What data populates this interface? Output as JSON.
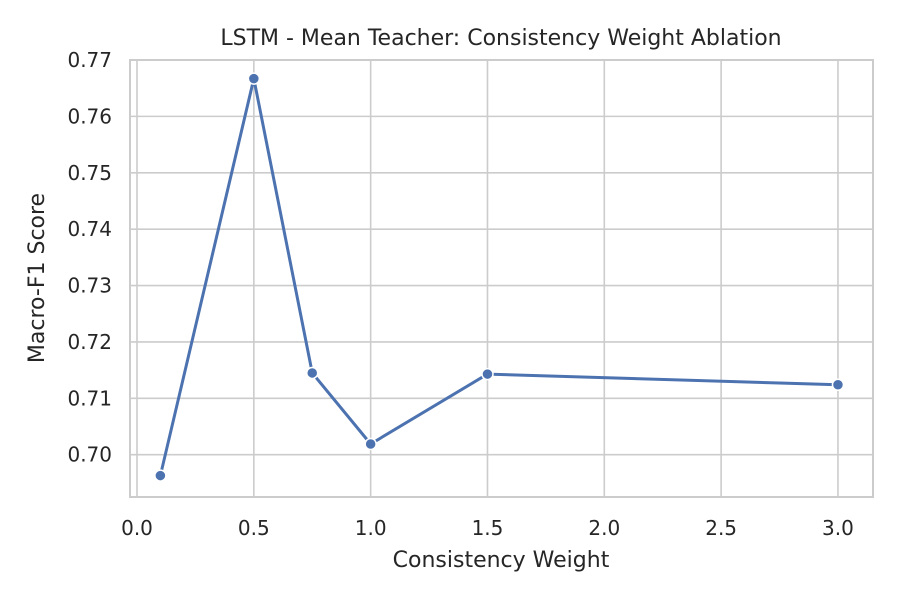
{
  "chart_data": {
    "type": "line",
    "title": "LSTM - Mean Teacher: Consistency Weight Ablation",
    "xlabel": "Consistency Weight",
    "ylabel": "Macro-F1 Score",
    "xlim": [
      -0.03,
      3.15
    ],
    "ylim": [
      0.6925,
      0.77
    ],
    "x_ticks": [
      "0.0",
      "0.5",
      "1.0",
      "1.5",
      "2.0",
      "2.5",
      "3.0"
    ],
    "y_ticks": [
      "0.70",
      "0.71",
      "0.72",
      "0.73",
      "0.74",
      "0.75",
      "0.76",
      "0.77"
    ],
    "grid": true,
    "series": [
      {
        "color": "#4c72b0",
        "x": [
          0.1,
          0.5,
          0.75,
          1.0,
          1.5,
          3.0
        ],
        "y": [
          0.6963,
          0.7667,
          0.7145,
          0.7019,
          0.7143,
          0.7124
        ]
      }
    ]
  }
}
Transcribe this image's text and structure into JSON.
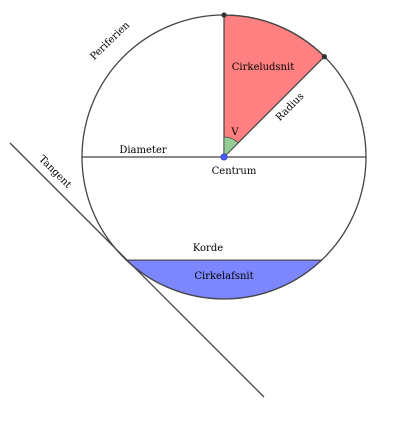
{
  "labels": {
    "periphery": "Periferien",
    "sector": "Cirkeludsnit",
    "radius": "Radius",
    "angle": "V",
    "diameter": "Diameter",
    "center": "Centrum",
    "tangent": "Tangent",
    "chord": "Korde",
    "segment": "Cirkelafsnit"
  },
  "colors": {
    "sector_fill": "#ff8080",
    "segment_fill": "#7b86ff",
    "angle_fill": "#96cc96",
    "center_point": "#4a5cff",
    "lines": "#444444"
  }
}
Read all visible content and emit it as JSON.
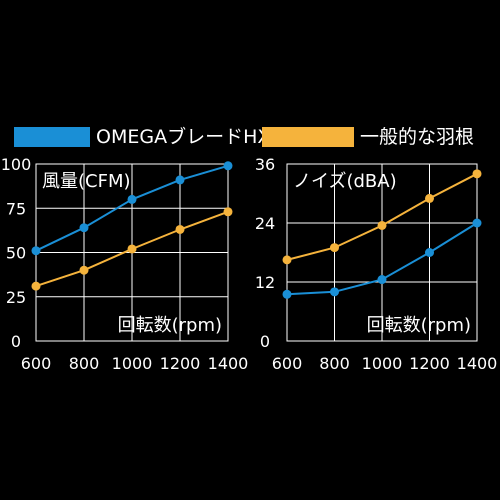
{
  "legend": [
    {
      "label": "OMEGAブレードHX",
      "color": "#1a8fd6"
    },
    {
      "label": "一般的な羽根",
      "color": "#f5b33c"
    }
  ],
  "chart_data": [
    {
      "type": "line",
      "title": "風量(CFM)",
      "xlabel": "回転数(rpm)",
      "ylabel": "",
      "x": [
        600,
        800,
        1000,
        1200,
        1400
      ],
      "x_ticks": [
        "600",
        "800",
        "1000",
        "1200",
        "1400"
      ],
      "y_ticks": [
        "0",
        "25",
        "50",
        "75",
        "100"
      ],
      "ylim": [
        0,
        100
      ],
      "grid": true,
      "series": [
        {
          "name": "OMEGAブレードHX",
          "color": "#1a8fd6",
          "values": [
            51,
            64,
            80,
            91,
            99
          ]
        },
        {
          "name": "一般的な羽根",
          "color": "#f5b33c",
          "values": [
            31,
            40,
            52,
            63,
            73
          ]
        }
      ]
    },
    {
      "type": "line",
      "title": "ノイズ(dBA)",
      "xlabel": "回転数(rpm)",
      "ylabel": "",
      "x": [
        600,
        800,
        1000,
        1200,
        1400
      ],
      "x_ticks": [
        "600",
        "800",
        "1000",
        "1200",
        "1400"
      ],
      "y_ticks": [
        "0",
        "12",
        "24",
        "36"
      ],
      "ylim": [
        0,
        36
      ],
      "grid": true,
      "series": [
        {
          "name": "OMEGAブレードHX",
          "color": "#1a8fd6",
          "values": [
            9.5,
            10,
            12.5,
            18,
            24
          ]
        },
        {
          "name": "一般的な羽根",
          "color": "#f5b33c",
          "values": [
            16.5,
            19,
            23.5,
            29,
            34
          ]
        }
      ]
    }
  ]
}
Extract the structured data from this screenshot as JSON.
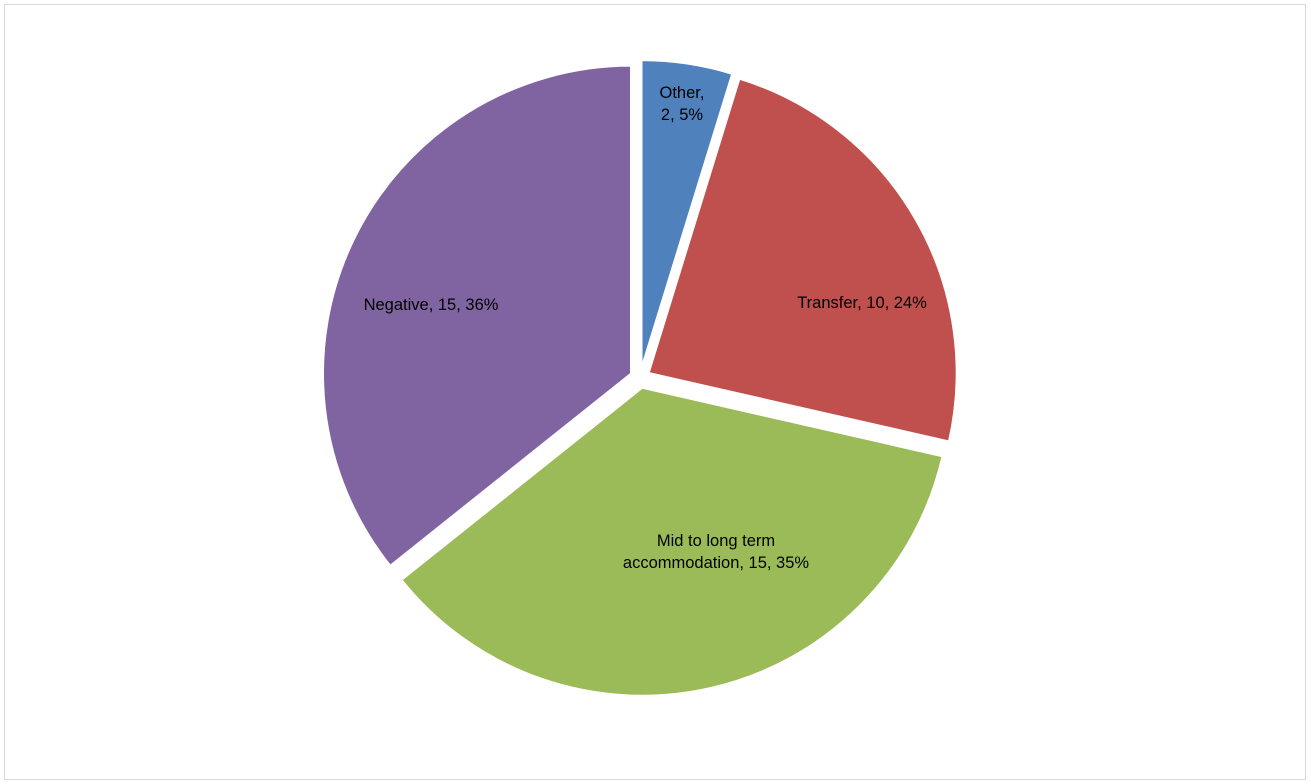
{
  "chart_data": {
    "type": "pie",
    "title": "",
    "slices": [
      {
        "label": "Other",
        "value": 2,
        "percent": "5%",
        "color": "#4f81bd",
        "label_lines": [
          "Other,",
          "2, 5%"
        ]
      },
      {
        "label": "Transfer",
        "value": 10,
        "percent": "24%",
        "color": "#c0504d",
        "label_lines": [
          "Transfer, 10, 24%"
        ]
      },
      {
        "label": "Mid to long term accommodation",
        "value": 15,
        "percent": "35%",
        "color": "#9bbb59",
        "label_lines": [
          "Mid to long term",
          "accommodation, 15, 35%"
        ]
      },
      {
        "label": "Negative",
        "value": 15,
        "percent": "36%",
        "color": "#8064a2",
        "label_lines": [
          "Negative, 15, 36%"
        ]
      }
    ],
    "slice_shares": [
      0.0476,
      0.2381,
      0.3571,
      0.3572
    ],
    "legend": "none",
    "exploded": true
  }
}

————

Objective –
Report only how many lines in the entries contain "this".

Exercise answer –
3